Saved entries
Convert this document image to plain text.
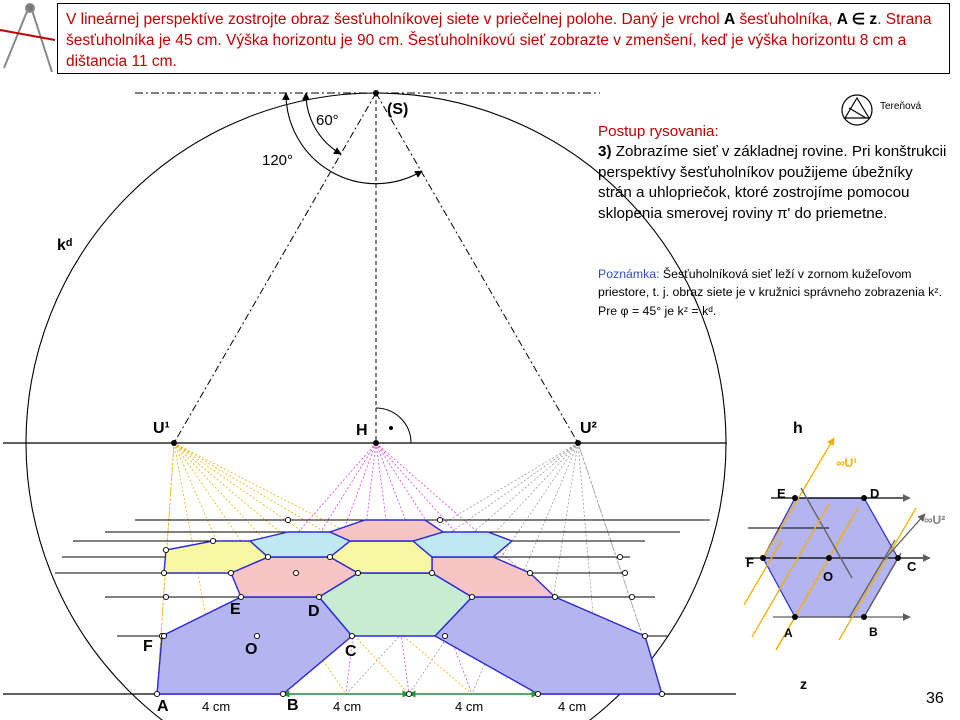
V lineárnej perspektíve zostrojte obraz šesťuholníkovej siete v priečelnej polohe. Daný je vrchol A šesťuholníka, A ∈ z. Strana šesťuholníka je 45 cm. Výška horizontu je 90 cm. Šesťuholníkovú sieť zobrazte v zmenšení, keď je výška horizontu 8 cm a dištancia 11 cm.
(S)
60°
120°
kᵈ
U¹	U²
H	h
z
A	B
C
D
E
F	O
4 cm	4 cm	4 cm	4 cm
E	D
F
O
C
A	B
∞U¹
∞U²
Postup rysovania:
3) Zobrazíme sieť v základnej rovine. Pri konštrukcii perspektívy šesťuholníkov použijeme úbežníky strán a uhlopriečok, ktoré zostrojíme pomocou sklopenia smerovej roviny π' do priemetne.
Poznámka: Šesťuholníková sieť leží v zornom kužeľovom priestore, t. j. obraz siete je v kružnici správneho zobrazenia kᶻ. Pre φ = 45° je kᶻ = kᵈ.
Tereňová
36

...

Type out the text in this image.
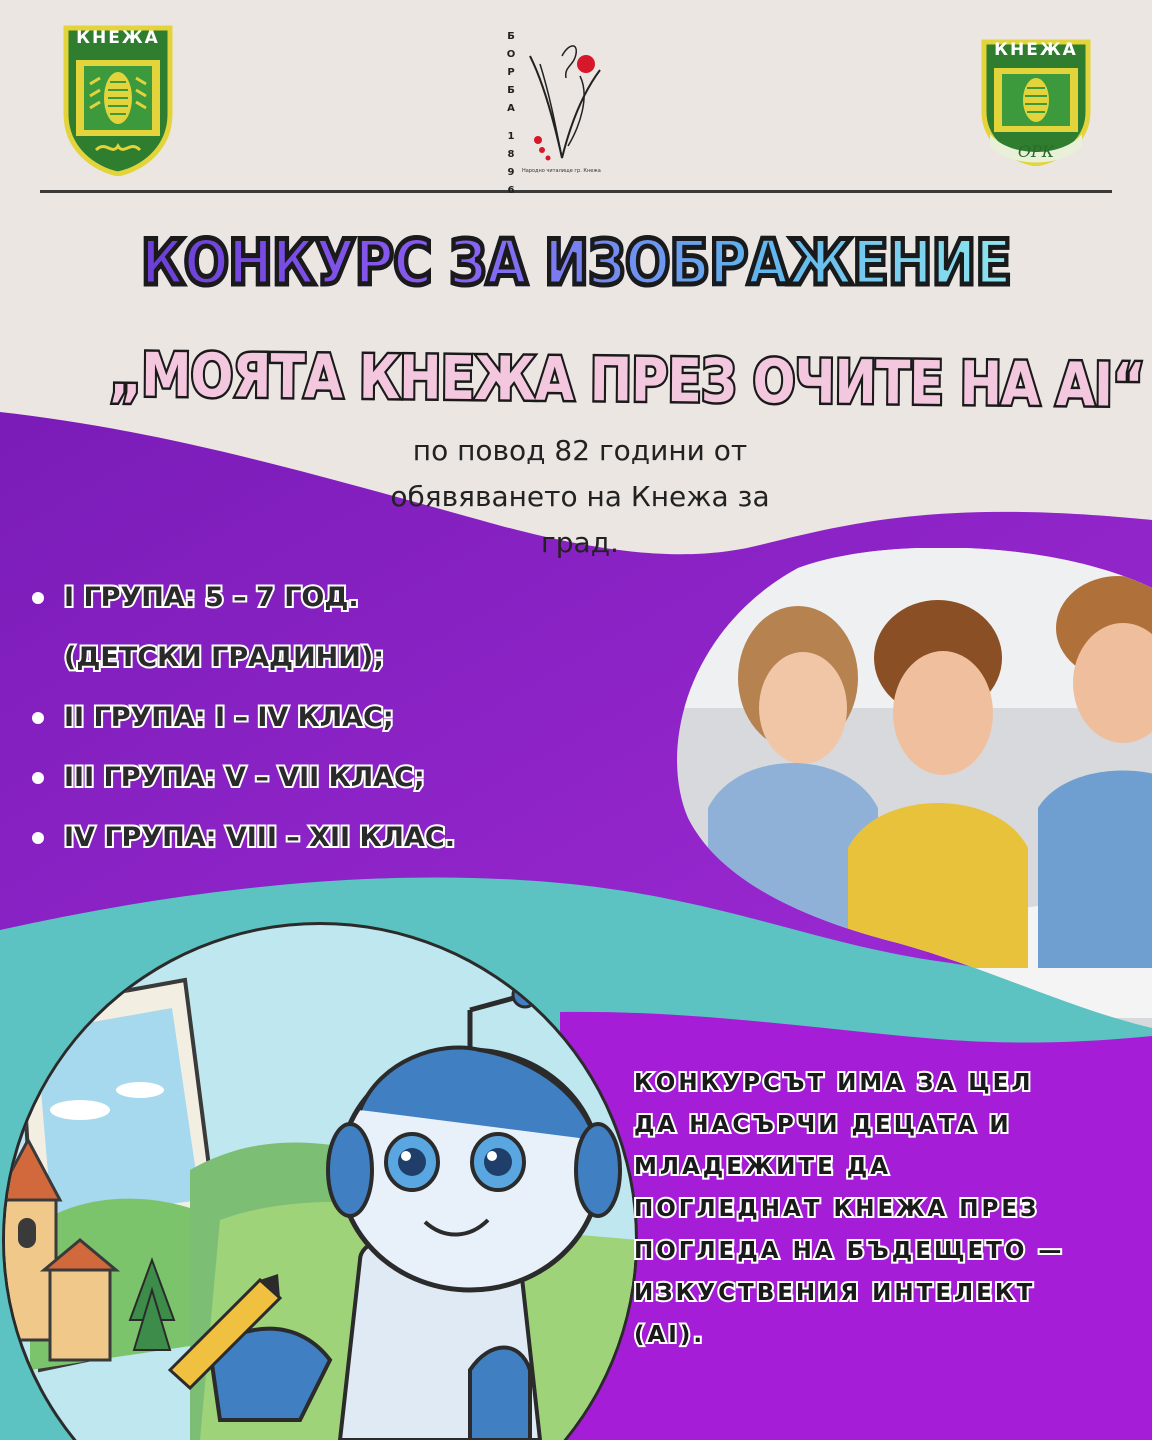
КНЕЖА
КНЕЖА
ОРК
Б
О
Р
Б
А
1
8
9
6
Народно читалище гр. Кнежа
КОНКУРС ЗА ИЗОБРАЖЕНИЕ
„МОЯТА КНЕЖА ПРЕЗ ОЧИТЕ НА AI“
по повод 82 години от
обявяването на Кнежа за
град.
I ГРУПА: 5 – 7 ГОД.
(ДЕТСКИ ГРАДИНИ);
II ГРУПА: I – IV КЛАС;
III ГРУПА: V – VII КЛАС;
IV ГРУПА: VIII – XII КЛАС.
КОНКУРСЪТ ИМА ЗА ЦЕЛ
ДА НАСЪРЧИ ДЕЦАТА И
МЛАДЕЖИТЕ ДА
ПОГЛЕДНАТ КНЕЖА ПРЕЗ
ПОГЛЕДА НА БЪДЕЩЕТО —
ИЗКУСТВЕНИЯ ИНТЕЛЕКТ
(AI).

▶ _What needs to be done_: Some lines of the data may hold the word "КЛАС". Say how many do, with nothing else.

▶ _Complete output_: 3